| TEXT EXCERPT |
--- Begin ---

Bad E8400, or Bad Mobo?

OCGuy

Lifer
Jul 12, 2000
27,224
37
91

My E8400 needs 1.44V Idle in CPU-Z to pass Orthos @ 4ghz. The vdroop on this board drops it .1V on small FFTs, so I fail at anything lower. However, I am stable at 3.8ghz @ 1.3625v.

Question: Is it my crappy Mobo (P5KC) and the Vdroop that is killing my 4ghz, or could it just be the chip gets power hungry over 3.8ghz? I find that odd, seeing how I have helped many other people OC thier Wolfdales, and have seen 4ghz stable at as low as 1.27V.
 

Zap

Elite Member
Oct 13, 1999
22,377
7
81
You are hitting your OC limit. I've noticed that as CPUs reach their limit, they will suddenly need more and more voltage for minimal MHz gains.

Originally posted by: Ocguy31
I find that odd, seeing how I have helped many other people OC thier Wolfdales, and have seen 4ghz stable at as low as 1.27V.

Pure luck of the draw.
 

RamIt

Senior member
Nov 12, 2001
777
186
116
My 8400 tops out at 3.8ghz with 1.328v idle in cpuz.
Cpu voltage drops to 1.272 under full load.

--- End ---

Element placement data:

--- Begin ---

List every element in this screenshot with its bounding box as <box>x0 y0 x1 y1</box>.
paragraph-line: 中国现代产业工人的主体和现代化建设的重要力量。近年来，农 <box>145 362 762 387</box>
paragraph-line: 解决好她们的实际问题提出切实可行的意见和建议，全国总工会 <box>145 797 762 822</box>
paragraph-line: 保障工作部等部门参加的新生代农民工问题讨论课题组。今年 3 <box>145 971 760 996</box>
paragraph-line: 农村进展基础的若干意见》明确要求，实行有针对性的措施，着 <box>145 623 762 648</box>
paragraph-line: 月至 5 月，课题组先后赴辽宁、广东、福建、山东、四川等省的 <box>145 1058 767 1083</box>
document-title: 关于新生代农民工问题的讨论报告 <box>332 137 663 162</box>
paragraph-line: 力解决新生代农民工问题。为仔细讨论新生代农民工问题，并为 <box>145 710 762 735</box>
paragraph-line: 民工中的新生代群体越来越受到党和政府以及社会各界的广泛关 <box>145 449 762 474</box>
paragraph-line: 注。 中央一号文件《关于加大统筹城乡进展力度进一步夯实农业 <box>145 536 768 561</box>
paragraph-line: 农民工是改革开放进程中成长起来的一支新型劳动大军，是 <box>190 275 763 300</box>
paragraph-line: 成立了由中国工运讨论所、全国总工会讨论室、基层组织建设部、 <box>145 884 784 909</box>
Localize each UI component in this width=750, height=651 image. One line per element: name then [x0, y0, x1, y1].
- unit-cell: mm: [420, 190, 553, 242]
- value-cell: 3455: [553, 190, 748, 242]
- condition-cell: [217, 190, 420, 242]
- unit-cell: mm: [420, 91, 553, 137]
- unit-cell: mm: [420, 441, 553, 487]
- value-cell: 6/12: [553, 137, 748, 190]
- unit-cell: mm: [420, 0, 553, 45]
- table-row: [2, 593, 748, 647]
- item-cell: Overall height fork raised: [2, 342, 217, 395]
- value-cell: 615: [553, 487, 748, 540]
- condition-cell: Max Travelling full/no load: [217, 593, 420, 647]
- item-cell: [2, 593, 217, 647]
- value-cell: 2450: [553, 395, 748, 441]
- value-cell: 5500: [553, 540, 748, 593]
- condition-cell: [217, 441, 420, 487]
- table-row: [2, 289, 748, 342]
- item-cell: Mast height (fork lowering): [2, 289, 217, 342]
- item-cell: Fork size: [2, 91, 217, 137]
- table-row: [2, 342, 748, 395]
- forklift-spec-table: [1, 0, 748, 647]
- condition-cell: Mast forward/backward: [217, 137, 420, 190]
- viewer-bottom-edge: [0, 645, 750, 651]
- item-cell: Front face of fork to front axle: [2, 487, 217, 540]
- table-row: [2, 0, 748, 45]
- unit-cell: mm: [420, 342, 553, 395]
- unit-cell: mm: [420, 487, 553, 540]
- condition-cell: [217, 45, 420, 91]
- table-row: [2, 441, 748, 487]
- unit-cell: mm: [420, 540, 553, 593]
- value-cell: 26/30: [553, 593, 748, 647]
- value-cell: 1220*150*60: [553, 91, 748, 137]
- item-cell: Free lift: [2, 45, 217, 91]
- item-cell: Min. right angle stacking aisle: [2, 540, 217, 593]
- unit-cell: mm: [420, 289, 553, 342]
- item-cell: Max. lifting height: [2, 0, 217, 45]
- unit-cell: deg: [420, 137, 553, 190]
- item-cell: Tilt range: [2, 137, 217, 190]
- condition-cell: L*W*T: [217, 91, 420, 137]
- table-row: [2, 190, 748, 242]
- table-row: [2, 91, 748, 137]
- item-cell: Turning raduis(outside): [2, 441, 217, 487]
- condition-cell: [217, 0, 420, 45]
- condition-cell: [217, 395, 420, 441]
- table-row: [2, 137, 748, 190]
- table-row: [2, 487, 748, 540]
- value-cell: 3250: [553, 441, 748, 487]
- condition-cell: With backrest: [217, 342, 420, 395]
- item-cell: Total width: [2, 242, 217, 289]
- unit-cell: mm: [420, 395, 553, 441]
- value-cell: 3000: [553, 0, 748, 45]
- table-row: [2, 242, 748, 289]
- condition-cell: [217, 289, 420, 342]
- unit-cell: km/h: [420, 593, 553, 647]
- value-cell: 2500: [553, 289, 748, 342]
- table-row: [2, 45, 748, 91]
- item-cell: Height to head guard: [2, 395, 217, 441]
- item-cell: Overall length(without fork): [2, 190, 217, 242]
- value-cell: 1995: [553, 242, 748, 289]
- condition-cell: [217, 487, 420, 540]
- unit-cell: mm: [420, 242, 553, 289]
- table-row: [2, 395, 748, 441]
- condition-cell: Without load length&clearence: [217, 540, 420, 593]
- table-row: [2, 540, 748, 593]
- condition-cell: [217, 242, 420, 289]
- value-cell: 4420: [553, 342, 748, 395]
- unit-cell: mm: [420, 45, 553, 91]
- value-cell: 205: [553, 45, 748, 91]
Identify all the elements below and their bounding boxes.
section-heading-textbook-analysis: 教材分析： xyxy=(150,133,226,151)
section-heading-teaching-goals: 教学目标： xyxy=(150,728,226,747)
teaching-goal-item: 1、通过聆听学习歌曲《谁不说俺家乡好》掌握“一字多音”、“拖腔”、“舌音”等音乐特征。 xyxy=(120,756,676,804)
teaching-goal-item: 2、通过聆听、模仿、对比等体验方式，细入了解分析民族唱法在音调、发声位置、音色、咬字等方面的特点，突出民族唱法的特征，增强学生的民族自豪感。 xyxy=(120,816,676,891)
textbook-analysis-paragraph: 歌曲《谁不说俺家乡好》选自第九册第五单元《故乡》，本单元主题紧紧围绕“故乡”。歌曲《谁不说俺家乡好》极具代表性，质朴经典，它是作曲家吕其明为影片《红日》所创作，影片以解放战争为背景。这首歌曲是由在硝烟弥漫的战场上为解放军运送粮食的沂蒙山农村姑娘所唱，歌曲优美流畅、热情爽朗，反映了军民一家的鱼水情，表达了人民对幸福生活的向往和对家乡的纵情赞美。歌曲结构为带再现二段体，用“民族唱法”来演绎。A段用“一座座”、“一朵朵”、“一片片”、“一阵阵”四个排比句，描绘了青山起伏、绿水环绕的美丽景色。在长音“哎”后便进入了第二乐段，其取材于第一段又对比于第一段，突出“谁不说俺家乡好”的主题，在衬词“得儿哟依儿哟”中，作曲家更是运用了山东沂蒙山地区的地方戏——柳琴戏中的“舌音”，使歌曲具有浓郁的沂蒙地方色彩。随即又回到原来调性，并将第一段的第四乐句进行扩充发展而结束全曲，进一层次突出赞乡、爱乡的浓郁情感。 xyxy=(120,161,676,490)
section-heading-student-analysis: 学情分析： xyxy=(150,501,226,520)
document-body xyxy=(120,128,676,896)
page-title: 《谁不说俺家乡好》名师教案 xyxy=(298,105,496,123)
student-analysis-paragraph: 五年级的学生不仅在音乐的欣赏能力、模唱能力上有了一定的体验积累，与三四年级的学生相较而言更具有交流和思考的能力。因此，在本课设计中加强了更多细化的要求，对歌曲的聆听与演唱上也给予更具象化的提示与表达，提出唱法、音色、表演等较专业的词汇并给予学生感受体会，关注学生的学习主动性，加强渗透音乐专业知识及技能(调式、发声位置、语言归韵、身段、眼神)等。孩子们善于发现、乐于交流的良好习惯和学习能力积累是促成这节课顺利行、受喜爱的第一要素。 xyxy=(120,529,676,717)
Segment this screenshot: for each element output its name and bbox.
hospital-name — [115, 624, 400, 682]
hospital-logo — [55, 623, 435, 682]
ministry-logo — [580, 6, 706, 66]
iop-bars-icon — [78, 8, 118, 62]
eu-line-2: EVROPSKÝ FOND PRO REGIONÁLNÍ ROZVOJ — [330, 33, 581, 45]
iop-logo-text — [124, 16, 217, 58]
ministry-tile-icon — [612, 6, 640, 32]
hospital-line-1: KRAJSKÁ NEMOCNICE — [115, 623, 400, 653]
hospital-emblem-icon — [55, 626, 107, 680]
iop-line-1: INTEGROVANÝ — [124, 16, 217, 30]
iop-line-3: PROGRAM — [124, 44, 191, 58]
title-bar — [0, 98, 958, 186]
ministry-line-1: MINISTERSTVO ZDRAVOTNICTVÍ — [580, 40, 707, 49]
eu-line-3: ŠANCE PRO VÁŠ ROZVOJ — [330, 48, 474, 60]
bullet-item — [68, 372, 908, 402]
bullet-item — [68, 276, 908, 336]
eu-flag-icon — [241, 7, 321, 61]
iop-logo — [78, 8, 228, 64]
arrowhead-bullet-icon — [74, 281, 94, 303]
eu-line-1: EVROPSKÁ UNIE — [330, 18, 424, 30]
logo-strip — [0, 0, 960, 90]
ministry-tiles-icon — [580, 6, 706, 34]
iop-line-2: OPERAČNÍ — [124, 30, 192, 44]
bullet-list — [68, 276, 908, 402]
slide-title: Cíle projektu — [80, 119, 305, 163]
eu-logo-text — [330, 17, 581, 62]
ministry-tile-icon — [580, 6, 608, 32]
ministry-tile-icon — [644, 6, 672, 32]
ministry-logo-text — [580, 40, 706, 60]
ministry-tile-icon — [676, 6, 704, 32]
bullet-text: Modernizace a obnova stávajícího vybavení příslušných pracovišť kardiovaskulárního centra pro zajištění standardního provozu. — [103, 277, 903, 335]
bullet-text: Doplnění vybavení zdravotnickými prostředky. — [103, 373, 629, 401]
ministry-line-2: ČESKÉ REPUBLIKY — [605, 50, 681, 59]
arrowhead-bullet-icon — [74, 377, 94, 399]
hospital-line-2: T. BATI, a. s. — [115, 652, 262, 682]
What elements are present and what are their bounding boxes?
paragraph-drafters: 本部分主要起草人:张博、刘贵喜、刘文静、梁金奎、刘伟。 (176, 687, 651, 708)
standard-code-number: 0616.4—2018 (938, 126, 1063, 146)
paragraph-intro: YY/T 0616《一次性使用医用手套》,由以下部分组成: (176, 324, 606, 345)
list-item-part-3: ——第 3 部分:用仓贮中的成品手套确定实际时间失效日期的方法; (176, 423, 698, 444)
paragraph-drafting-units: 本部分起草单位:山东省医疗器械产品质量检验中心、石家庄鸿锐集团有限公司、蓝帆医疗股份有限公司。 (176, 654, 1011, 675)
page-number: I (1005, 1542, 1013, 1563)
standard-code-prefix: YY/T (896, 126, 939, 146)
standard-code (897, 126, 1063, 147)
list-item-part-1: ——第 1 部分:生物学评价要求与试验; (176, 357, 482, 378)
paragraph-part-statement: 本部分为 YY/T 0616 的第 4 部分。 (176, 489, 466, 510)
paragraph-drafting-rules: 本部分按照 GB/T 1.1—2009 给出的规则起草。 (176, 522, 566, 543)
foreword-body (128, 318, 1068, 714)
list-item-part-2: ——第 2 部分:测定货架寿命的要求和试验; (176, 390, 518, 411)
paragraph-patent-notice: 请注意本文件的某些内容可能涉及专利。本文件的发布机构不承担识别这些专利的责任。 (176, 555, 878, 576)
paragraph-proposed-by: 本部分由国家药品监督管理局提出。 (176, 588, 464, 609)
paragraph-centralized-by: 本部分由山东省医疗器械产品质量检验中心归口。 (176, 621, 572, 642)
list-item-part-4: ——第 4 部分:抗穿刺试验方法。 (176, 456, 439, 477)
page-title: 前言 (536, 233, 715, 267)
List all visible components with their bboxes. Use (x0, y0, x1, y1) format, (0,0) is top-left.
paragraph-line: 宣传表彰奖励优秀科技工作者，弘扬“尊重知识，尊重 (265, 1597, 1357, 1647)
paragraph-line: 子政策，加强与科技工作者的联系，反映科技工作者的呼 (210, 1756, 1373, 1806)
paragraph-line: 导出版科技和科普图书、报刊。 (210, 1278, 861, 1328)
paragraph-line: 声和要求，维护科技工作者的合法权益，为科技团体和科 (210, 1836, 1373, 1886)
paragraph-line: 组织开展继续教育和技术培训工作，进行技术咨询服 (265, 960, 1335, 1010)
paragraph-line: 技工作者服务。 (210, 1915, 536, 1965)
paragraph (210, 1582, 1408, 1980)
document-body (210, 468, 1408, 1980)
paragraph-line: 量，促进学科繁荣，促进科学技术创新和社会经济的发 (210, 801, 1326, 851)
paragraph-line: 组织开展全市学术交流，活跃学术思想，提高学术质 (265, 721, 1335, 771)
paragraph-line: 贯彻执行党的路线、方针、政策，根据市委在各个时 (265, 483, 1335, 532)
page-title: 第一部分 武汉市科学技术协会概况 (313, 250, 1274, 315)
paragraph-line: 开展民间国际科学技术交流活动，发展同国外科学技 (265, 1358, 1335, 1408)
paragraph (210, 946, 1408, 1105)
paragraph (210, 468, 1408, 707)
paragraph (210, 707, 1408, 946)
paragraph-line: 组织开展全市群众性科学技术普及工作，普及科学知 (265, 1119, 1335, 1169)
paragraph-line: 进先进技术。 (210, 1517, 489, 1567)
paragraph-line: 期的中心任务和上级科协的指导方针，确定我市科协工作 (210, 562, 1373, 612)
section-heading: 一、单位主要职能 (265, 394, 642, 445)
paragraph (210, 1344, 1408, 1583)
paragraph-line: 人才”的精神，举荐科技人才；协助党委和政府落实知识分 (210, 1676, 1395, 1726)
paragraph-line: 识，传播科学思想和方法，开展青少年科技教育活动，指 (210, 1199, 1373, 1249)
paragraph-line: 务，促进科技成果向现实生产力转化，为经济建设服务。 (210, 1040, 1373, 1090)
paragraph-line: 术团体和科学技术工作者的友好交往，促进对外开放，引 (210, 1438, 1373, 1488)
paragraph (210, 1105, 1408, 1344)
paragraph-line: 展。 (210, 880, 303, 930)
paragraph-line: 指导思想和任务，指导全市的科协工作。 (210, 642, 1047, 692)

--- End ---

| WHAT THIS EXERCISE ASKS |
1. In the forum thread about the E8400 overclock, reproduce word for word the passage starting at "Question: Is it" and ending at "minimal MHz gains.".
2. Quote the records exactly, starting at their first line and ending at the line that contains "paragraph-line: 农村进展基础的若干意见》明确要求，实行有针对性的措施，着 <box>145".

| SOLUTIONS FOR EACH TASK |
1.
Question: Is it my crappy Mobo (P5KC) and the Vdroop that is killing my 4ghz, or could it just be the chip gets power hungry over 3.8ghz? I find that odd, seeing how I have helped many other people OC thier Wolfdales, and have seen 4ghz stable at as low as 1.27V.
 

Zap

Elite Member
Oct 13, 1999
22,377
7
81
You are hitting your OC limit. I've noticed that as CPUs reach their limit, they will suddenly need more and more voltage for minimal MHz gains.

2.
List every element in this screenshot with its bounding box as <box>x0 y0 x1 y1</box>.
paragraph-line: 中国现代产业工人的主体和现代化建设的重要力量。近年来，农 <box>145 362 762 387</box>
paragraph-line: 解决好她们的实际问题提出切实可行的意见和建议，全国总工会 <box>145 797 762 822</box>
paragraph-line: 保障工作部等部门参加的新生代农民工问题讨论课题组。今年 3 <box>145 971 760 996</box>
paragraph-line: 农村进展基础的若干意见》明确要求，实行有针对性的措施，着 <box>145 623 762 648</box>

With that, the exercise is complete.